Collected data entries
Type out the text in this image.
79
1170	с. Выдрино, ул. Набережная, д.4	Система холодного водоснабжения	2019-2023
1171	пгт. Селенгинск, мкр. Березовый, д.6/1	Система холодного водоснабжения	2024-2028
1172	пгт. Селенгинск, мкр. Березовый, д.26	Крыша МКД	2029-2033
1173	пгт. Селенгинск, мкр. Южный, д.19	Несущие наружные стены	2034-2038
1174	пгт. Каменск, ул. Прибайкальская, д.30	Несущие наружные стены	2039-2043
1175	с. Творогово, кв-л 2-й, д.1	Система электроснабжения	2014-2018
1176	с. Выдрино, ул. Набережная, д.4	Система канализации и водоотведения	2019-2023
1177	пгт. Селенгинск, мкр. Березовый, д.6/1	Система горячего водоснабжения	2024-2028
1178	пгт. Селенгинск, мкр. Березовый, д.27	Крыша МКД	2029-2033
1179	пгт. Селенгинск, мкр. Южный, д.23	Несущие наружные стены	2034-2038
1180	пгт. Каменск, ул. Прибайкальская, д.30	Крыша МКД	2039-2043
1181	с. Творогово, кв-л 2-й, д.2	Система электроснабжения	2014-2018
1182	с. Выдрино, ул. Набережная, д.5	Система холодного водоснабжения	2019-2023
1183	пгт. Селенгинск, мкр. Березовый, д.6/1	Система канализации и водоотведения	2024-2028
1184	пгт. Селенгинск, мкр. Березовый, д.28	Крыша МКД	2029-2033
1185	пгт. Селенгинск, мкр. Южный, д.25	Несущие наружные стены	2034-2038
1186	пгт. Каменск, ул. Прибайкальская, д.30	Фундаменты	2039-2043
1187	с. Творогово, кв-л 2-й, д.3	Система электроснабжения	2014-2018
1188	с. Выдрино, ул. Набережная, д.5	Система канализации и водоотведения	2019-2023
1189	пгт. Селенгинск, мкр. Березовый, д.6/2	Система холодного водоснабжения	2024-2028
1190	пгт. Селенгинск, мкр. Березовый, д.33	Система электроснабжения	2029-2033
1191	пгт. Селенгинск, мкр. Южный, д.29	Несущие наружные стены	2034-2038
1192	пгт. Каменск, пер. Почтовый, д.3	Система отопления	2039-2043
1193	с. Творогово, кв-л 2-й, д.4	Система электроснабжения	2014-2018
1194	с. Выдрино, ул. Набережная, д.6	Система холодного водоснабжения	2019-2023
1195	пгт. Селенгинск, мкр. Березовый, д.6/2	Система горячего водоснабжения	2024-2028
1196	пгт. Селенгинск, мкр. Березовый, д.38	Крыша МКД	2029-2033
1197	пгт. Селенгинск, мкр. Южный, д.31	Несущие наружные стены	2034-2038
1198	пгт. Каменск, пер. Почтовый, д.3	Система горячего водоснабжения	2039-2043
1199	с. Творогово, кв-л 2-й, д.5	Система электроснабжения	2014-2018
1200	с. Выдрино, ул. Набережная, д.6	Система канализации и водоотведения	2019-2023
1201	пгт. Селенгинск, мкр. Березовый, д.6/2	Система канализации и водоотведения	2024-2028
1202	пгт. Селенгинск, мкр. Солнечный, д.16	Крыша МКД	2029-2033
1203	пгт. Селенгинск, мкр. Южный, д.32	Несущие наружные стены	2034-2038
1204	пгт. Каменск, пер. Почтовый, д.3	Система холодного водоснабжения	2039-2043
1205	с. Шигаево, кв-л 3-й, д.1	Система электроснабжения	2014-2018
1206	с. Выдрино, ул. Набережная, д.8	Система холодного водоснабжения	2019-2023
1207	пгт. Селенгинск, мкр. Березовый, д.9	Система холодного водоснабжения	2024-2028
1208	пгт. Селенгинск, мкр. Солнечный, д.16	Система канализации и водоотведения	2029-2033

What you have to do
Repeat every line of the material exactly as given.

Exercise output
Type out the text in this image.
79
1170	с. Выдрино, ул. Набережная, д.4	Система холодного водоснабжения	2019-2023
1171	пгт. Селенгинск, мкр. Березовый, д.6/1	Система холодного водоснабжения	2024-2028
1172	пгт. Селенгинск, мкр. Березовый, д.26	Крыша МКД	2029-2033
1173	пгт. Селенгинск, мкр. Южный, д.19	Несущие наружные стены	2034-2038
1174	пгт. Каменск, ул. Прибайкальская, д.30	Несущие наружные стены	2039-2043
1175	с. Творогово, кв-л 2-й, д.1	Система электроснабжения	2014-2018
1176	с. Выдрино, ул. Набережная, д.4	Система канализации и водоотведения	2019-2023
1177	пгт. Селенгинск, мкр. Березовый, д.6/1	Система горячего водоснабжения	2024-2028
1178	пгт. Селенгинск, мкр. Березовый, д.27	Крыша МКД	2029-2033
1179	пгт. Селенгинск, мкр. Южный, д.23	Несущие наружные стены	2034-2038
1180	пгт. Каменск, ул. Прибайкальская, д.30	Крыша МКД	2039-2043
1181	с. Творогово, кв-л 2-й, д.2	Система электроснабжения	2014-2018
1182	с. Выдрино, ул. Набережная, д.5	Система холодного водоснабжения	2019-2023
1183	пгт. Селенгинск, мкр. Березовый, д.6/1	Система канализации и водоотведения	2024-2028
1184	пгт. Селенгинск, мкр. Березовый, д.28	Крыша МКД	2029-2033
1185	пгт. Селенгинск, мкр. Южный, д.25	Несущие наружные стены	2034-2038
1186	пгт. Каменск, ул. Прибайкальская, д.30	Фундаменты	2039-2043
1187	с. Творогово, кв-л 2-й, д.3	Система электроснабжения	2014-2018
1188	с. Выдрино, ул. Набережная, д.5	Система канализации и водоотведения	2019-2023
1189	пгт. Селенгинск, мкр. Березовый, д.6/2	Система холодного водоснабжения	2024-2028
1190	пгт. Селенгинск, мкр. Березовый, д.33	Система электроснабжения	2029-2033
1191	пгт. Селенгинск, мкр. Южный, д.29	Несущие наружные стены	2034-2038
1192	пгт. Каменск, пер. Почтовый, д.3	Система отопления	2039-2043
1193	с. Творогово, кв-л 2-й, д.4	Система электроснабжения	2014-2018
1194	с. Выдрино, ул. Набережная, д.6	Система холодного водоснабжения	2019-2023
1195	пгт. Селенгинск, мкр. Березовый, д.6/2	Система горячего водоснабжения	2024-2028
1196	пгт. Селенгинск, мкр. Березовый, д.38	Крыша МКД	2029-2033
1197	пгт. Селенгинск, мкр. Южный, д.31	Несущие наружные стены	2034-2038
1198	пгт. Каменск, пер. Почтовый, д.3	Система горячего водоснабжения	2039-2043
1199	с. Творогово, кв-л 2-й, д.5	Система электроснабжения	2014-2018
1200	с. Выдрино, ул. Набережная, д.6	Система канализации и водоотведения	2019-2023
1201	пгт. Селенгинск, мкр. Березовый, д.6/2	Система канализации и водоотведения	2024-2028
1202	пгт. Селенгинск, мкр. Солнечный, д.16	Крыша МКД	2029-2033
1203	пгт. Селенгинск, мкр. Южный, д.32	Несущие наружные стены	2034-2038
1204	пгт. Каменск, пер. Почтовый, д.3	Система холодного водоснабжения	2039-2043
1205	с. Шигаево, кв-л 3-й, д.1	Система электроснабжения	2014-2018
1206	с. Выдрино, ул. Набережная, д.8	Система холодного водоснабжения	2019-2023
1207	пгт. Селенгинск, мкр. Березовый, д.9	Система холодного водоснабжения	2024-2028
1208	пгт. Селенгинск, мкр. Солнечный, д.16	Система канализации и водоотведения	2029-2033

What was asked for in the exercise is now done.